Selected excerpt:
=======
Cataclysmic Disturbances to an Intertidal Ecosystem: Loss of Ecological Infrastructure Slows Recovery of Biogenic Habitats and Diversity

Understanding the resilience and recovery processes of coastal marine ecosystems is of increasing importance in the face of increasing disturbances and stressors. Large-scale, catastrophic events can re-set the structure and functioning of ecosystems, and potentially lead to different stable states. Such an event occurred in south-eastern New Zealand when a Mw 7.8 earthquake lifted the coastline by up to 6 m. This caused widespread mortality of intertidal algal and invertebrate communities over 130 km of coast. This study involved structured and detailed sampling of three intertidal zones at 16 sites nested into four degree of uplift (none, 0.4 – 1 m, 1.5 – 2.5 m, and 4.5 – 6 m). Recovery of large brown algal assemblages, the canopy species of which were almost entirely fucoids, were devastated by the uplift, and recovery over 4 years was generally poor except at sites with < 1m of uplift. The physical infrastructural changes to reefs were severe, with intertidal emersion temperatures frequently above 35oC and up to 50oC, which was lethal to remnant populations and recruiting algae. Erosion of the reefs composed of soft sedimentary rocks was severe, shifting sand and gravel covered some lower reef areas during storms, and the nearshore light environment was frequently below compensation points for algal production, especially of the largest fucoid Durvillaea antarctica/poha. Low uplift sites recovered much of their pre-earthquake assemblages, but only in the low tidal zone. The mid and high tidal zones of all sites remained depauperate. Fucoids recruited well in the low zone of low uplift sites but then underwent a severe heat wave a year after the earthquake that reduced their cover, followed by an increase in fleshy red algae, which then precluded recruitment of large brown algae. The interaction of species’ life histories and the altered physical and ecological infrastructure on which they rely are instructive for attempts to lessen manageable stressors in coastal environments to help future-proof against the effects of compounded impacts.
=======
Data:

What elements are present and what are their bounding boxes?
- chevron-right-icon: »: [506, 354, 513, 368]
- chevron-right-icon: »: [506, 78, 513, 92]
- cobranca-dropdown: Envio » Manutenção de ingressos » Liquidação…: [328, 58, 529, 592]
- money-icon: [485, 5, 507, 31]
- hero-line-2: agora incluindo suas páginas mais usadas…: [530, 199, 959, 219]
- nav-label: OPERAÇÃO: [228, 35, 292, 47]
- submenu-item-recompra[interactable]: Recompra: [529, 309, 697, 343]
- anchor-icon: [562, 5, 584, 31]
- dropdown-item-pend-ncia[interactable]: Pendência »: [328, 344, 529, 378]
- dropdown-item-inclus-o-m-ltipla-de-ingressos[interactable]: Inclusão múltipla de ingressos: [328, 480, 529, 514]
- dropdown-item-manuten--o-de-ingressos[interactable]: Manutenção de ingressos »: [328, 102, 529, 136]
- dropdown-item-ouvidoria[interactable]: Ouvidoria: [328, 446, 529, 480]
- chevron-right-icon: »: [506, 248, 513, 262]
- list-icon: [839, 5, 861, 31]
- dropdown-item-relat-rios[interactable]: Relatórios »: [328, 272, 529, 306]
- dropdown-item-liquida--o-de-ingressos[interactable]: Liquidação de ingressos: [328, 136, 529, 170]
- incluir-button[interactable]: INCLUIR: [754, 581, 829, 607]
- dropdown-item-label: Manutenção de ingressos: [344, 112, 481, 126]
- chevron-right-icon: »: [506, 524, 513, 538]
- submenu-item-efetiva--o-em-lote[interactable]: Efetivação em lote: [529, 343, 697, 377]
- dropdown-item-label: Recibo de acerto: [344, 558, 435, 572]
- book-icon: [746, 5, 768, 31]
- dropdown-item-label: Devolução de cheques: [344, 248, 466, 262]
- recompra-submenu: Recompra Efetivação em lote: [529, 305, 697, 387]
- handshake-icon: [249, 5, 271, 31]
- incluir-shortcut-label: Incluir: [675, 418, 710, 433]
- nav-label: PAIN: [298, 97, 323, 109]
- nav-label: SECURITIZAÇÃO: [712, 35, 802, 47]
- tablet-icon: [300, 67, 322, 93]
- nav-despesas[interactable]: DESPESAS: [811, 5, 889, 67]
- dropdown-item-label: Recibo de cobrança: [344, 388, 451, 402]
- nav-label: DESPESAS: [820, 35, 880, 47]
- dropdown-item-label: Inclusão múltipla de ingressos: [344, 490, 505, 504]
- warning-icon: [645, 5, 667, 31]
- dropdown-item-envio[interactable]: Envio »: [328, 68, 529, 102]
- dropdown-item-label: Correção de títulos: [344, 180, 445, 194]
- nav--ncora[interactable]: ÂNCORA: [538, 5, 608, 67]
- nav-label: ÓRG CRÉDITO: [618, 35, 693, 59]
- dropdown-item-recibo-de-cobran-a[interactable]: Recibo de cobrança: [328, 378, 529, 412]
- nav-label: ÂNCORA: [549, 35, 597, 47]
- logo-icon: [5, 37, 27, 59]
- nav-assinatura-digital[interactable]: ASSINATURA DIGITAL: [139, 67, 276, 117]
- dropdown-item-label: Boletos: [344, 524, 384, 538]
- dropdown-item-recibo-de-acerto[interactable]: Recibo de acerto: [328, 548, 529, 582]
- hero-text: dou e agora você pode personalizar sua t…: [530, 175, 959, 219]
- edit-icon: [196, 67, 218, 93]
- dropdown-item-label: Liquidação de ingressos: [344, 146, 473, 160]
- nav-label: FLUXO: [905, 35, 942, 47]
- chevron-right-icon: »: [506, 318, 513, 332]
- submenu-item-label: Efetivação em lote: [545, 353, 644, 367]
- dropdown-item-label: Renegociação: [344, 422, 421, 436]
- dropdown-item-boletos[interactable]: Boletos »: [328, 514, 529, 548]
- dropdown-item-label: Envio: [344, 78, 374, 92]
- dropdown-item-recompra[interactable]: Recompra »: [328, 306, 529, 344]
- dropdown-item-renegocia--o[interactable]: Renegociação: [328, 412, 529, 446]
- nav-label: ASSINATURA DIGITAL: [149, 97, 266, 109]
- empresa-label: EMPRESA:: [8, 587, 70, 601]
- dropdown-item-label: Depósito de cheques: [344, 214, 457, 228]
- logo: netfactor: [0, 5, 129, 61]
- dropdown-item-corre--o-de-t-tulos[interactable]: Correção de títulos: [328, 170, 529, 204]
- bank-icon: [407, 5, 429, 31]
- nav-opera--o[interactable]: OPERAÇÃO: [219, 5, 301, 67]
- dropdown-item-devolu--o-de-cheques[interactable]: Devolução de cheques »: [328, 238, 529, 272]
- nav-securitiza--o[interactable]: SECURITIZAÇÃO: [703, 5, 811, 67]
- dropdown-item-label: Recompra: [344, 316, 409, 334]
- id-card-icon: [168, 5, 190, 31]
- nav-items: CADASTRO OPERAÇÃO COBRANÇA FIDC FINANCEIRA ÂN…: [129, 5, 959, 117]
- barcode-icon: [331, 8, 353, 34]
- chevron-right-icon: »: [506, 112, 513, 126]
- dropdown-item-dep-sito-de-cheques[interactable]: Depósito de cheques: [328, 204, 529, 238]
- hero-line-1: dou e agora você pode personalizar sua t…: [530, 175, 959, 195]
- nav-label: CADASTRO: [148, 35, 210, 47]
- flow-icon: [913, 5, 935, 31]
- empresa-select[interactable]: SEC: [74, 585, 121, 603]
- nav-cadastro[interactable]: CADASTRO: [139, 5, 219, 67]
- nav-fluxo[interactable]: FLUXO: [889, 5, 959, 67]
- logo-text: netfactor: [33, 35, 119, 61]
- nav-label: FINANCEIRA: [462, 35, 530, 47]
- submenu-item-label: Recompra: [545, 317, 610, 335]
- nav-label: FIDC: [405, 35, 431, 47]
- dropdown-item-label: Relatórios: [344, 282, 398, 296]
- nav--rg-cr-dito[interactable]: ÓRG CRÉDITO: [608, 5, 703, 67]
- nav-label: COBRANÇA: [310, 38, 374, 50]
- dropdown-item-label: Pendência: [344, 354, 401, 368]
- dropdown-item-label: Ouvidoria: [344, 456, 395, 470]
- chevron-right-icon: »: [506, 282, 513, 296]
=======
What is required:
Into which degrees of uplift were the 16 sampling sites grouped in the abstract on the earthquake and intertidal recovery? Work only from the abstract on the earthquake and intertidal recovery.

Task output:
None; 0.4 – 1 m; 1.5 – 2.5 m; and 4.5 – 6 m.